• [Set exercise] Count every line that holds the string "Answer", and report the number alone.

• [Input rows]
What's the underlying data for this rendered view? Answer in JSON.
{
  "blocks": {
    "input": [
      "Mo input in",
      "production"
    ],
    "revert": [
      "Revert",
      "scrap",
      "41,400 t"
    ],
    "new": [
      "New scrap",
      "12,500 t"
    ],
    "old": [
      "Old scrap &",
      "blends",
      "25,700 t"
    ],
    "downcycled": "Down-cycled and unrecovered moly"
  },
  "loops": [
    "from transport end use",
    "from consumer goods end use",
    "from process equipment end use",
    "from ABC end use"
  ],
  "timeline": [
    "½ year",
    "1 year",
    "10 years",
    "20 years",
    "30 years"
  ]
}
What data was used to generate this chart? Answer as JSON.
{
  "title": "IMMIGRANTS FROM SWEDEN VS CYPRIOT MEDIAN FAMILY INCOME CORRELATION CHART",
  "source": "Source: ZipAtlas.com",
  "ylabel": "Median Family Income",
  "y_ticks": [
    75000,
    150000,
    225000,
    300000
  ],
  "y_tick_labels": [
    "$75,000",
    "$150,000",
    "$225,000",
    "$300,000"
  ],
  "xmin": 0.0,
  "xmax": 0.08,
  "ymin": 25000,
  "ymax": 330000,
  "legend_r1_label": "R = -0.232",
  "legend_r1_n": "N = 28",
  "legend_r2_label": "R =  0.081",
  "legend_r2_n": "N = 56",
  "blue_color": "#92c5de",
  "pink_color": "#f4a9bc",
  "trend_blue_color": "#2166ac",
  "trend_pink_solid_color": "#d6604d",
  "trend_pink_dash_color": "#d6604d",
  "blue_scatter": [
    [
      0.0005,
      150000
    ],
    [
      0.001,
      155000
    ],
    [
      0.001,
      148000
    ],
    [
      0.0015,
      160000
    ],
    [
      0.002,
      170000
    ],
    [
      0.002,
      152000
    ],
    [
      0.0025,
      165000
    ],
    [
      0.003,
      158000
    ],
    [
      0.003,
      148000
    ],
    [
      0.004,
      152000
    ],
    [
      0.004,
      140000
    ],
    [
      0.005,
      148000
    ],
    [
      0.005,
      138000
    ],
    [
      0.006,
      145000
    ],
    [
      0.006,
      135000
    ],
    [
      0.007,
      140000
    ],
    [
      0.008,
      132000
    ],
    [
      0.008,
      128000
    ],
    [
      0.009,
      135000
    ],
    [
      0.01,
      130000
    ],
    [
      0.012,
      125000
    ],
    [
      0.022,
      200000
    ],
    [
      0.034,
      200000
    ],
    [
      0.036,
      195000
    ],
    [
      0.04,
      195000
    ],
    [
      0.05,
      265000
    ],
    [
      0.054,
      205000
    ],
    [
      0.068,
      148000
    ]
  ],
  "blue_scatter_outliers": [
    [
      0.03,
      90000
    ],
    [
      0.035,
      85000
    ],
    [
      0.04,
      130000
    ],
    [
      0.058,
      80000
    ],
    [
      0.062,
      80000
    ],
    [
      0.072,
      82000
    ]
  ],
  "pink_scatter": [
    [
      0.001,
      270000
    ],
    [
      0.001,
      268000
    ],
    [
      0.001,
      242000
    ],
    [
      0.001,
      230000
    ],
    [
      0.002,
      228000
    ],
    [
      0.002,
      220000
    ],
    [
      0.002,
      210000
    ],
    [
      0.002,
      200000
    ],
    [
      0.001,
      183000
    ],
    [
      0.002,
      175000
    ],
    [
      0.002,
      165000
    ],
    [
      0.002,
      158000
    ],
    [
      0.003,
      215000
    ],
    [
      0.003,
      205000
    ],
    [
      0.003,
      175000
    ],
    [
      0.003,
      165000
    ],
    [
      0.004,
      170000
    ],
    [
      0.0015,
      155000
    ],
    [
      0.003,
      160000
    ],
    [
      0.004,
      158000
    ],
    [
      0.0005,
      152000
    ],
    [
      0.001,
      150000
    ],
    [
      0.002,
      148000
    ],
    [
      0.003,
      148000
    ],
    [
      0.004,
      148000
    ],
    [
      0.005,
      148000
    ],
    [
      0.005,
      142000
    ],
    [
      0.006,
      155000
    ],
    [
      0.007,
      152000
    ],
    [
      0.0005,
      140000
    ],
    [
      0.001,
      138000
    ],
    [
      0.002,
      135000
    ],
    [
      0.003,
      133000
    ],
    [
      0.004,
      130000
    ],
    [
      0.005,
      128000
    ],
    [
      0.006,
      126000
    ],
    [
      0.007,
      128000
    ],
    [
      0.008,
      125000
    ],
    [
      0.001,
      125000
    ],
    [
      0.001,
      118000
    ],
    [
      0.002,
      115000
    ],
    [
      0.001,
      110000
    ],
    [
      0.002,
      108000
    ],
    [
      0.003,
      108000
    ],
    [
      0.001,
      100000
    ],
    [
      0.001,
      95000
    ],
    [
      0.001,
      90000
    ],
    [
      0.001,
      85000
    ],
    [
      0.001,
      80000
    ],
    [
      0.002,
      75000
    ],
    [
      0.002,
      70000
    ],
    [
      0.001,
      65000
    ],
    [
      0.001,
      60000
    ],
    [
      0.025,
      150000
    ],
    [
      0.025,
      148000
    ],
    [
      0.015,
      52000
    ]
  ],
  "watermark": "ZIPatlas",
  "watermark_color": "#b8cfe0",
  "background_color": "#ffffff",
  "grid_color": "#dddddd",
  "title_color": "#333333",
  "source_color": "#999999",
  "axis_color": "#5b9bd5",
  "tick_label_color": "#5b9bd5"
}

• [Result] 2